— SHORT PROBLEM —
Which lines of the listing below contain the string "dialog"? Report each such line in full, treating uppercase and lowercase letters as different.

[Records of where elements appear]
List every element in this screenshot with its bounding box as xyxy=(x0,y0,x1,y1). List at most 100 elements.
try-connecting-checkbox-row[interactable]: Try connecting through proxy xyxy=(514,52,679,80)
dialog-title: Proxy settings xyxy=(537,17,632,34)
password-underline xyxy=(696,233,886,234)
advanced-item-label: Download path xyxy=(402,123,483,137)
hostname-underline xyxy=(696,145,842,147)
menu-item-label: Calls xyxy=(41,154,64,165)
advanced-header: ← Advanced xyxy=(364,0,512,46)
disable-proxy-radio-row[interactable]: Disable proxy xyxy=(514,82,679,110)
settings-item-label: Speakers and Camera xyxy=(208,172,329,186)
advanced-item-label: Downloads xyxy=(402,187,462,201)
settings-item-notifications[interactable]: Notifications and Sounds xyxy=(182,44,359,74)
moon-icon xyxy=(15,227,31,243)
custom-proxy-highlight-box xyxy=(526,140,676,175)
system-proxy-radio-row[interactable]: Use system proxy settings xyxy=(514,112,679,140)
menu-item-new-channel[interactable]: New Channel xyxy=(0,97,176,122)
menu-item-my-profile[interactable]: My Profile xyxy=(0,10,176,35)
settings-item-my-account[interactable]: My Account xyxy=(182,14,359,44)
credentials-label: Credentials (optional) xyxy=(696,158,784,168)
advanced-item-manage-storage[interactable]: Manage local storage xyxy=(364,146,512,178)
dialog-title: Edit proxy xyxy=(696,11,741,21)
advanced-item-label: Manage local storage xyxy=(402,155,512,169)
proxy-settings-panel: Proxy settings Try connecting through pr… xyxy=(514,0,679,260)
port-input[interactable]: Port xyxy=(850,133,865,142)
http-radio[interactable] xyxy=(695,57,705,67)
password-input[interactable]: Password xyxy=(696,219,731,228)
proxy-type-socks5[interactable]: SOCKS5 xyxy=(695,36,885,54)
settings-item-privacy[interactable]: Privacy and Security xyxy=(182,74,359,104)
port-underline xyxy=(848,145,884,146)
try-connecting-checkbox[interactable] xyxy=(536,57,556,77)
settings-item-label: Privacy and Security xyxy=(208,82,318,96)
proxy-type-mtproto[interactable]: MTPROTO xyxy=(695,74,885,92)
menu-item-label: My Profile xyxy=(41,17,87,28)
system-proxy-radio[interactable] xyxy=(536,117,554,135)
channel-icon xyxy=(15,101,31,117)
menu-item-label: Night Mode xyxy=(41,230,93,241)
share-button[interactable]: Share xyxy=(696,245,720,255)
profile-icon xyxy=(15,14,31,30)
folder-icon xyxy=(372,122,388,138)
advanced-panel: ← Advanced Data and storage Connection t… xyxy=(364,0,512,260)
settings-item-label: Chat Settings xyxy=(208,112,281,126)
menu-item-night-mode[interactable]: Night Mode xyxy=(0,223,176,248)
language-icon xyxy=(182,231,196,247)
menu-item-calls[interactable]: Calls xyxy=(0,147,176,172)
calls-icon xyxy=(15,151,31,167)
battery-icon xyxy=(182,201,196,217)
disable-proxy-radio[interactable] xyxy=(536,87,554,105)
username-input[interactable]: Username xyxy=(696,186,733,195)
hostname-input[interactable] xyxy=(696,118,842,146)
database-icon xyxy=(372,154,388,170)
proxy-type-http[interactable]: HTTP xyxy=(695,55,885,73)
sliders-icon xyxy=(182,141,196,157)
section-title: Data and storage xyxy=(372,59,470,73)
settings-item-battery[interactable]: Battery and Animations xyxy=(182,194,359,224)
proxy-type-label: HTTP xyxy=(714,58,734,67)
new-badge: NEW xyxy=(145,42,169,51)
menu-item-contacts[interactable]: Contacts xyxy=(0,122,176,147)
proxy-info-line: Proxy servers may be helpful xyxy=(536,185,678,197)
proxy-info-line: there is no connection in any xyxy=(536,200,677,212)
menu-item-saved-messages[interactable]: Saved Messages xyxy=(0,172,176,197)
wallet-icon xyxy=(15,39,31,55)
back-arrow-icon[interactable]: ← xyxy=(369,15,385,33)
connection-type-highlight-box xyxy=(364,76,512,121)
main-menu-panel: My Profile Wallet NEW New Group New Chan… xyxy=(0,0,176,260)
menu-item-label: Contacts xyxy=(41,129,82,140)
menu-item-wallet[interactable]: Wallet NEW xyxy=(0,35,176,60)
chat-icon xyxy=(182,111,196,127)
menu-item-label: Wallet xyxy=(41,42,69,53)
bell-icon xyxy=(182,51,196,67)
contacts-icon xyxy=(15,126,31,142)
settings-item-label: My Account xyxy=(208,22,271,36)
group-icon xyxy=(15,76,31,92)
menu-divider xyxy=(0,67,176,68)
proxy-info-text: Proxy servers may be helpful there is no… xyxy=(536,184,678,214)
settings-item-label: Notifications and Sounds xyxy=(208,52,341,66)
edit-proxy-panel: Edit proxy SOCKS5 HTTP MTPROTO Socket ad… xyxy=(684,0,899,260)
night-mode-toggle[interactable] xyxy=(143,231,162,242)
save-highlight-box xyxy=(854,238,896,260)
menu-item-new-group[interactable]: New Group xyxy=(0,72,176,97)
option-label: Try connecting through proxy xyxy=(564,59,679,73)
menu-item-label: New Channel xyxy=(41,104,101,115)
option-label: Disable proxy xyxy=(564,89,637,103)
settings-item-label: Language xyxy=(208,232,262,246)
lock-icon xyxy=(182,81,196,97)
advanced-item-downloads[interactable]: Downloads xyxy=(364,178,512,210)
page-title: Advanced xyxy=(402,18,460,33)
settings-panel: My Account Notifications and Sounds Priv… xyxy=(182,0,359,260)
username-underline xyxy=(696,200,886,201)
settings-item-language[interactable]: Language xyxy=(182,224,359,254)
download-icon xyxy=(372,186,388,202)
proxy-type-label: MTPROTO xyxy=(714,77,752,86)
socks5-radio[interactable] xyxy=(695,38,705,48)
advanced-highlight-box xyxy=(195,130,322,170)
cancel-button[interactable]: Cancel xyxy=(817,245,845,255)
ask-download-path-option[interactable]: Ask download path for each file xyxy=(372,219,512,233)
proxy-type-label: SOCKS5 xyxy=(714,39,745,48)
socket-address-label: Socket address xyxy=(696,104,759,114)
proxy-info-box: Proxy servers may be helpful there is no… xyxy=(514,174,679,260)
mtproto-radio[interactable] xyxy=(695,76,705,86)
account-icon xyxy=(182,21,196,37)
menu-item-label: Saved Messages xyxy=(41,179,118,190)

— EXPECTED ANSWER —
dialog-title: Proxy settings xyxy=(537,17,632,34)
dialog-title: Edit proxy xyxy=(696,11,741,21)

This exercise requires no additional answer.